● **What you have to do**
Produce an exact copy of all the data below, dropping every image.

── Provided information ──

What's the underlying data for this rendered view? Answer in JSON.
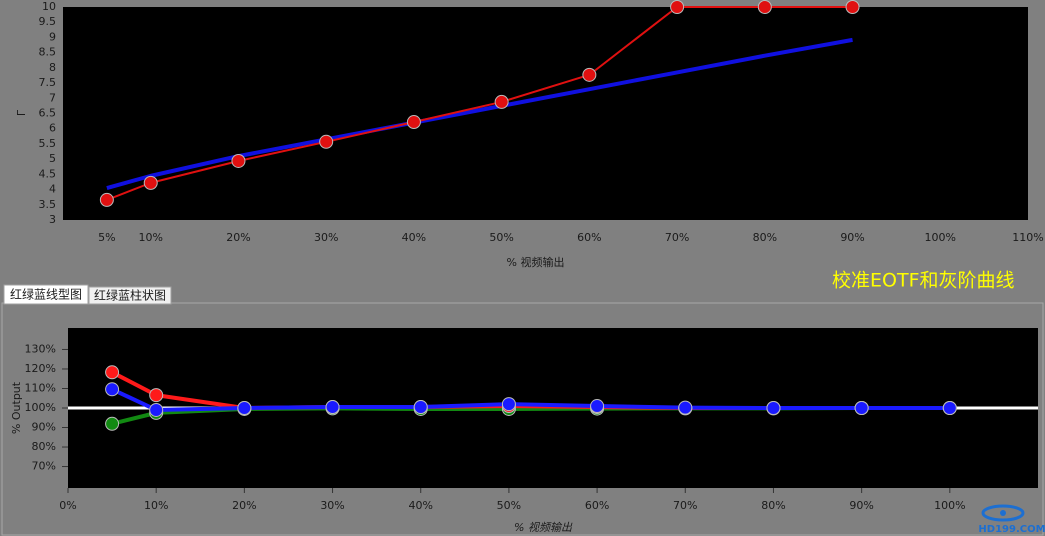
{
  "tabs": [
    "红绿蓝线型图",
    "红绿蓝柱状图"
  ],
  "caption": "校准EOTF和灰阶曲线",
  "watermark": "HD199.COM",
  "chart_data": [
    {
      "type": "line",
      "x_label": "% 视频输出",
      "y_label": "Γ",
      "x": [
        5,
        10,
        20,
        30,
        40,
        50,
        60,
        70,
        80,
        90
      ],
      "xlim": [
        0,
        110
      ],
      "xticks": [
        {
          "value": 5,
          "label": "5%"
        },
        {
          "value": 10,
          "label": "10%"
        },
        {
          "value": 20,
          "label": "20%"
        },
        {
          "value": 30,
          "label": "30%"
        },
        {
          "value": 40,
          "label": "40%"
        },
        {
          "value": 50,
          "label": "50%"
        },
        {
          "value": 60,
          "label": "60%"
        },
        {
          "value": 70,
          "label": "70%"
        },
        {
          "value": 80,
          "label": "80%"
        },
        {
          "value": 90,
          "label": "90%"
        },
        {
          "value": 100,
          "label": "100%"
        },
        {
          "value": 110,
          "label": "110%"
        }
      ],
      "ylim": [
        3,
        10
      ],
      "yticks": [
        3,
        3.5,
        4,
        4.5,
        5,
        5.5,
        6,
        6.5,
        7,
        7.5,
        8,
        8.5,
        9,
        9.5,
        10
      ],
      "series": [
        {
          "color": "#1010e0",
          "width": 4,
          "markers": false,
          "values": [
            4.05,
            4.45,
            5.1,
            5.65,
            6.2,
            6.75,
            7.3,
            7.85,
            8.4,
            8.92
          ]
        },
        {
          "color": "#e01010",
          "width": 2,
          "markers": true,
          "values": [
            3.66,
            4.22,
            4.94,
            5.57,
            6.22,
            6.88,
            7.77,
            10,
            10,
            10
          ]
        }
      ]
    },
    {
      "type": "line",
      "x_label": "% 视频输出",
      "y_label": "% Output",
      "x": [
        5,
        10,
        20,
        30,
        40,
        50,
        60,
        70,
        80,
        90,
        100
      ],
      "xlim": [
        0,
        110
      ],
      "xticks": [
        {
          "value": 0,
          "label": "0%"
        },
        {
          "value": 10,
          "label": "10%"
        },
        {
          "value": 20,
          "label": "20%"
        },
        {
          "value": 30,
          "label": "30%"
        },
        {
          "value": 40,
          "label": "40%"
        },
        {
          "value": 50,
          "label": "50%"
        },
        {
          "value": 60,
          "label": "60%"
        },
        {
          "value": 70,
          "label": "70%"
        },
        {
          "value": 80,
          "label": "80%"
        },
        {
          "value": 90,
          "label": "90%"
        },
        {
          "value": 100,
          "label": "100%"
        }
      ],
      "ylim": [
        59,
        141
      ],
      "yticks": [
        {
          "value": 70,
          "label": "70%"
        },
        {
          "value": 80,
          "label": "80%"
        },
        {
          "value": 90,
          "label": "90%"
        },
        {
          "value": 100,
          "label": "100%"
        },
        {
          "value": 110,
          "label": "110%"
        },
        {
          "value": 120,
          "label": "120%"
        },
        {
          "value": 130,
          "label": "130%"
        }
      ],
      "reference_line": 100,
      "series": [
        {
          "color": "#128a12",
          "width": 4,
          "markers": true,
          "values": [
            91.9,
            97.5,
            99.5,
            99.8,
            99.5,
            99.5,
            99.7,
            99.8,
            99.8,
            100,
            100
          ]
        },
        {
          "color": "#ff1a1a",
          "width": 4,
          "markers": true,
          "values": [
            118.3,
            106.6,
            100,
            100.5,
            100.5,
            101,
            100.5,
            100,
            100,
            100,
            100
          ]
        },
        {
          "color": "#1a1aff",
          "width": 4,
          "markers": true,
          "values": [
            109.6,
            99,
            100,
            100.5,
            100.5,
            102,
            101,
            100.2,
            100,
            100,
            100
          ]
        }
      ]
    }
  ]
}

───

● **Result**
What's the underlying data for this rendered view? Answer in JSON.
{
  "tabs": [
    "红绿蓝线型图",
    "红绿蓝柱状图"
  ],
  "caption": "校准EOTF和灰阶曲线",
  "watermark": "HD199.COM",
  "chart_data": [
    {
      "type": "line",
      "x_label": "% 视频输出",
      "y_label": "Γ",
      "x": [
        5,
        10,
        20,
        30,
        40,
        50,
        60,
        70,
        80,
        90
      ],
      "xlim": [
        0,
        110
      ],
      "xticks": [
        {
          "value": 5,
          "label": "5%"
        },
        {
          "value": 10,
          "label": "10%"
        },
        {
          "value": 20,
          "label": "20%"
        },
        {
          "value": 30,
          "label": "30%"
        },
        {
          "value": 40,
          "label": "40%"
        },
        {
          "value": 50,
          "label": "50%"
        },
        {
          "value": 60,
          "label": "60%"
        },
        {
          "value": 70,
          "label": "70%"
        },
        {
          "value": 80,
          "label": "80%"
        },
        {
          "value": 90,
          "label": "90%"
        },
        {
          "value": 100,
          "label": "100%"
        },
        {
          "value": 110,
          "label": "110%"
        }
      ],
      "ylim": [
        3,
        10
      ],
      "yticks": [
        3,
        3.5,
        4,
        4.5,
        5,
        5.5,
        6,
        6.5,
        7,
        7.5,
        8,
        8.5,
        9,
        9.5,
        10
      ],
      "series": [
        {
          "color": "#1010e0",
          "width": 4,
          "markers": false,
          "values": [
            4.05,
            4.45,
            5.1,
            5.65,
            6.2,
            6.75,
            7.3,
            7.85,
            8.4,
            8.92
          ]
        },
        {
          "color": "#e01010",
          "width": 2,
          "markers": true,
          "values": [
            3.66,
            4.22,
            4.94,
            5.57,
            6.22,
            6.88,
            7.77,
            10,
            10,
            10
          ]
        }
      ]
    },
    {
      "type": "line",
      "x_label": "% 视频输出",
      "y_label": "% Output",
      "x": [
        5,
        10,
        20,
        30,
        40,
        50,
        60,
        70,
        80,
        90,
        100
      ],
      "xlim": [
        0,
        110
      ],
      "xticks": [
        {
          "value": 0,
          "label": "0%"
        },
        {
          "value": 10,
          "label": "10%"
        },
        {
          "value": 20,
          "label": "20%"
        },
        {
          "value": 30,
          "label": "30%"
        },
        {
          "value": 40,
          "label": "40%"
        },
        {
          "value": 50,
          "label": "50%"
        },
        {
          "value": 60,
          "label": "60%"
        },
        {
          "value": 70,
          "label": "70%"
        },
        {
          "value": 80,
          "label": "80%"
        },
        {
          "value": 90,
          "label": "90%"
        },
        {
          "value": 100,
          "label": "100%"
        }
      ],
      "ylim": [
        59,
        141
      ],
      "yticks": [
        {
          "value": 70,
          "label": "70%"
        },
        {
          "value": 80,
          "label": "80%"
        },
        {
          "value": 90,
          "label": "90%"
        },
        {
          "value": 100,
          "label": "100%"
        },
        {
          "value": 110,
          "label": "110%"
        },
        {
          "value": 120,
          "label": "120%"
        },
        {
          "value": 130,
          "label": "130%"
        }
      ],
      "reference_line": 100,
      "series": [
        {
          "color": "#128a12",
          "width": 4,
          "markers": true,
          "values": [
            91.9,
            97.5,
            99.5,
            99.8,
            99.5,
            99.5,
            99.7,
            99.8,
            99.8,
            100,
            100
          ]
        },
        {
          "color": "#ff1a1a",
          "width": 4,
          "markers": true,
          "values": [
            118.3,
            106.6,
            100,
            100.5,
            100.5,
            101,
            100.5,
            100,
            100,
            100,
            100
          ]
        },
        {
          "color": "#1a1aff",
          "width": 4,
          "markers": true,
          "values": [
            109.6,
            99,
            100,
            100.5,
            100.5,
            102,
            101,
            100.2,
            100,
            100,
            100
          ]
        }
      ]
    }
  ]
}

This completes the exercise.